**DO THIS:** Every line of the material below should be repeated exactly.

===== EXERCISE MATERIAL =====

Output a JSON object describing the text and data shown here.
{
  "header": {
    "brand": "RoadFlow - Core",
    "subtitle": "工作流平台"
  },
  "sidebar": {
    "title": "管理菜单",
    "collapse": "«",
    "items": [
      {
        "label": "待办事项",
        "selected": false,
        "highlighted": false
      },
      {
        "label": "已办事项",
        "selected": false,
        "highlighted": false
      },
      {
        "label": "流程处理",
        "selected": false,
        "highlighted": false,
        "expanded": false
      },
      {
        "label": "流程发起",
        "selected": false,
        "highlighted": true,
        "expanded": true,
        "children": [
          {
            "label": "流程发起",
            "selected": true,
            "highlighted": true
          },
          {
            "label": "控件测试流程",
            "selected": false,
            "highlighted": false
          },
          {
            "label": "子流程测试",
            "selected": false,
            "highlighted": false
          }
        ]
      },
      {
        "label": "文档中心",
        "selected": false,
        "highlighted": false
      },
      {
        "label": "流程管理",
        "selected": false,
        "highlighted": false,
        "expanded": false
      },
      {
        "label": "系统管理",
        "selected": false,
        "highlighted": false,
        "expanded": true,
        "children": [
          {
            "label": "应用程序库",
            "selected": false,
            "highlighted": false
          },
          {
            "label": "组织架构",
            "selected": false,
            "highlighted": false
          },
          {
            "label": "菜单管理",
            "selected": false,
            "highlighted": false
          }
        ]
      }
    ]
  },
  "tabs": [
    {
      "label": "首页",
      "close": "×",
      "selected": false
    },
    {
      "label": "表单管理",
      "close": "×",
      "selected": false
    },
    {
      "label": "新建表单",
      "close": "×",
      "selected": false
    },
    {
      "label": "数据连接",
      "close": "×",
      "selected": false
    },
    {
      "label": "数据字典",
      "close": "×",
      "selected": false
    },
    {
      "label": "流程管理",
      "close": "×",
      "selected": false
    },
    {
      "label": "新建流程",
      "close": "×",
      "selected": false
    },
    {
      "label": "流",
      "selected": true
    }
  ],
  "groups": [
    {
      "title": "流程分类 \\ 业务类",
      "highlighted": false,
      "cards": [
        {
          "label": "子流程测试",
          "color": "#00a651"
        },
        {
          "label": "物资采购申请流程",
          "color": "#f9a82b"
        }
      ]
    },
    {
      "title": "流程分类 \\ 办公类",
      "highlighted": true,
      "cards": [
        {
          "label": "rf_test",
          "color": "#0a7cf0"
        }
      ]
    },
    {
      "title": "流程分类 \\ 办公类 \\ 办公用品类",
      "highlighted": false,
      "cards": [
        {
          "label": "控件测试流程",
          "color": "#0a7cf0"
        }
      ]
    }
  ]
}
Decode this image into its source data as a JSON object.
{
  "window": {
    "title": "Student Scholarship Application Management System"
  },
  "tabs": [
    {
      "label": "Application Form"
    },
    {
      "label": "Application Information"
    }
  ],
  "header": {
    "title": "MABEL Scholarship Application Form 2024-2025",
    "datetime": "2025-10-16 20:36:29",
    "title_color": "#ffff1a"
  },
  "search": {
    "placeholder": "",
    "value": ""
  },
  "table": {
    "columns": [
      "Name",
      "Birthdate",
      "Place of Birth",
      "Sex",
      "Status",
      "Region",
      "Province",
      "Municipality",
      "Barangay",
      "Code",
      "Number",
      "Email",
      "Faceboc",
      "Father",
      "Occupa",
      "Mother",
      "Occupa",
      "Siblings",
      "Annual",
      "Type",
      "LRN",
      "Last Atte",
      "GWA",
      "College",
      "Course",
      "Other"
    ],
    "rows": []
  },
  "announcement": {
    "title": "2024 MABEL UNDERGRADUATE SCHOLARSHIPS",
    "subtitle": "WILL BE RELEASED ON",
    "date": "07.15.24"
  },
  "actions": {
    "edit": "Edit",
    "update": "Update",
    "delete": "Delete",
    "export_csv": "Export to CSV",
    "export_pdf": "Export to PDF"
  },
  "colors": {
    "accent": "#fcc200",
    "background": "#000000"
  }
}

=====

**IN RESPONSE:**
Output a JSON object describing the text and data shown here.
{
  "header": {
    "brand": "RoadFlow - Core",
    "subtitle": "工作流平台"
  },
  "sidebar": {
    "title": "管理菜单",
    "collapse": "«",
    "items": [
      {
        "label": "待办事项",
        "selected": false,
        "highlighted": false
      },
      {
        "label": "已办事项",
        "selected": false,
        "highlighted": false
      },
      {
        "label": "流程处理",
        "selected": false,
        "highlighted": false,
        "expanded": false
      },
      {
        "label": "流程发起",
        "selected": false,
        "highlighted": true,
        "expanded": true,
        "children": [
          {
            "label": "流程发起",
            "selected": true,
            "highlighted": true
          },
          {
            "label": "控件测试流程",
            "selected": false,
            "highlighted": false
          },
          {
            "label": "子流程测试",
            "selected": false,
            "highlighted": false
          }
        ]
      },
      {
        "label": "文档中心",
        "selected": false,
        "highlighted": false
      },
      {
        "label": "流程管理",
        "selected": false,
        "highlighted": false,
        "expanded": false
      },
      {
        "label": "系统管理",
        "selected": false,
        "highlighted": false,
        "expanded": true,
        "children": [
          {
            "label": "应用程序库",
            "selected": false,
            "highlighted": false
          },
          {
            "label": "组织架构",
            "selected": false,
            "highlighted": false
          },
          {
            "label": "菜单管理",
            "selected": false,
            "highlighted": false
          }
        ]
      }
    ]
  },
  "tabs": [
    {
      "label": "首页",
      "close": "×",
      "selected": false
    },
    {
      "label": "表单管理",
      "close": "×",
      "selected": false
    },
    {
      "label": "新建表单",
      "close": "×",
      "selected": false
    },
    {
      "label": "数据连接",
      "close": "×",
      "selected": false
    },
    {
      "label": "数据字典",
      "close": "×",
      "selected": false
    },
    {
      "label": "流程管理",
      "close": "×",
      "selected": false
    },
    {
      "label": "新建流程",
      "close": "×",
      "selected": false
    },
    {
      "label": "流",
      "selected": true
    }
  ],
  "groups": [
    {
      "title": "流程分类 \\ 业务类",
      "highlighted": false,
      "cards": [
        {
          "label": "子流程测试",
          "color": "#00a651"
        },
        {
          "label": "物资采购申请流程",
          "color": "#f9a82b"
        }
      ]
    },
    {
      "title": "流程分类 \\ 办公类",
      "highlighted": true,
      "cards": [
        {
          "label": "rf_test",
          "color": "#0a7cf0"
        }
      ]
    },
    {
      "title": "流程分类 \\ 办公类 \\ 办公用品类",
      "highlighted": false,
      "cards": [
        {
          "label": "控件测试流程",
          "color": "#0a7cf0"
        }
      ]
    }
  ]
}
Decode this image into its source data as a JSON object.
{
  "window": {
    "title": "Student Scholarship Application Management System"
  },
  "tabs": [
    {
      "label": "Application Form"
    },
    {
      "label": "Application Information"
    }
  ],
  "header": {
    "title": "MABEL Scholarship Application Form 2024-2025",
    "datetime": "2025-10-16 20:36:29",
    "title_color": "#ffff1a"
  },
  "search": {
    "placeholder": "",
    "value": ""
  },
  "table": {
    "columns": [
      "Name",
      "Birthdate",
      "Place of Birth",
      "Sex",
      "Status",
      "Region",
      "Province",
      "Municipality",
      "Barangay",
      "Code",
      "Number",
      "Email",
      "Faceboc",
      "Father",
      "Occupa",
      "Mother",
      "Occupa",
      "Siblings",
      "Annual",
      "Type",
      "LRN",
      "Last Atte",
      "GWA",
      "College",
      "Course",
      "Other"
    ],
    "rows": []
  },
  "announcement": {
    "title": "2024 MABEL UNDERGRADUATE SCHOLARSHIPS",
    "subtitle": "WILL BE RELEASED ON",
    "date": "07.15.24"
  },
  "actions": {
    "edit": "Edit",
    "update": "Update",
    "delete": "Delete",
    "export_csv": "Export to CSV",
    "export_pdf": "Export to PDF"
  },
  "colors": {
    "accent": "#fcc200",
    "background": "#000000"
  }
}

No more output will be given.